↓↓↓

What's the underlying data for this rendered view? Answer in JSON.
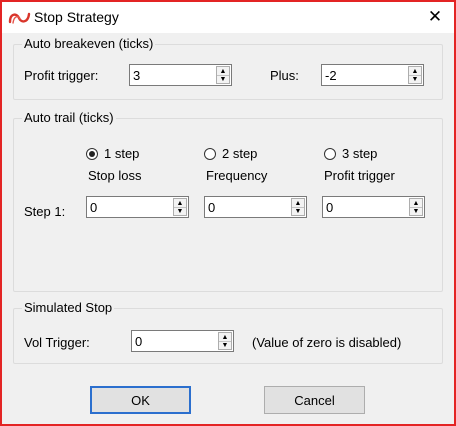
{
  "window": {
    "title": "Stop Strategy",
    "close_glyph": "✕",
    "icon": "app-logo-icon",
    "border_color": "#e32424"
  },
  "breakeven": {
    "legend": "Auto breakeven (ticks)",
    "profit_trigger_label": "Profit trigger:",
    "profit_trigger_value": "3",
    "plus_label": "Plus:",
    "plus_value": "-2"
  },
  "trail": {
    "legend": "Auto trail (ticks)",
    "options": [
      {
        "label": "1 step",
        "selected": true
      },
      {
        "label": "2 step",
        "selected": false
      },
      {
        "label": "3 step",
        "selected": false
      }
    ],
    "columns": [
      "Stop loss",
      "Frequency",
      "Profit trigger"
    ],
    "step_label": "Step 1:",
    "step_values": [
      "0",
      "0",
      "0"
    ]
  },
  "simulated": {
    "legend": "Simulated Stop",
    "vol_trigger_label": "Vol Trigger:",
    "vol_trigger_value": "0",
    "note": "(Value of zero is disabled)"
  },
  "buttons": {
    "ok": "OK",
    "cancel": "Cancel",
    "default_color": "#2b6fce"
  },
  "icons": {
    "spin_up": "▲",
    "spin_down": "▼"
  }
}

↑↑↑

▶ **EXERCISE**: Above are records to transcribe exactly; leave their pictures out.

▶ **EXERCISE RESPONSE**:
What's the underlying data for this rendered view? Answer in JSON.
{
  "window": {
    "title": "Stop Strategy",
    "close_glyph": "✕",
    "icon": "app-logo-icon",
    "border_color": "#e32424"
  },
  "breakeven": {
    "legend": "Auto breakeven (ticks)",
    "profit_trigger_label": "Profit trigger:",
    "profit_trigger_value": "3",
    "plus_label": "Plus:",
    "plus_value": "-2"
  },
  "trail": {
    "legend": "Auto trail (ticks)",
    "options": [
      {
        "label": "1 step",
        "selected": true
      },
      {
        "label": "2 step",
        "selected": false
      },
      {
        "label": "3 step",
        "selected": false
      }
    ],
    "columns": [
      "Stop loss",
      "Frequency",
      "Profit trigger"
    ],
    "step_label": "Step 1:",
    "step_values": [
      "0",
      "0",
      "0"
    ]
  },
  "simulated": {
    "legend": "Simulated Stop",
    "vol_trigger_label": "Vol Trigger:",
    "vol_trigger_value": "0",
    "note": "(Value of zero is disabled)"
  },
  "buttons": {
    "ok": "OK",
    "cancel": "Cancel",
    "default_color": "#2b6fce"
  },
  "icons": {
    "spin_up": "▲",
    "spin_down": "▼"
  }
}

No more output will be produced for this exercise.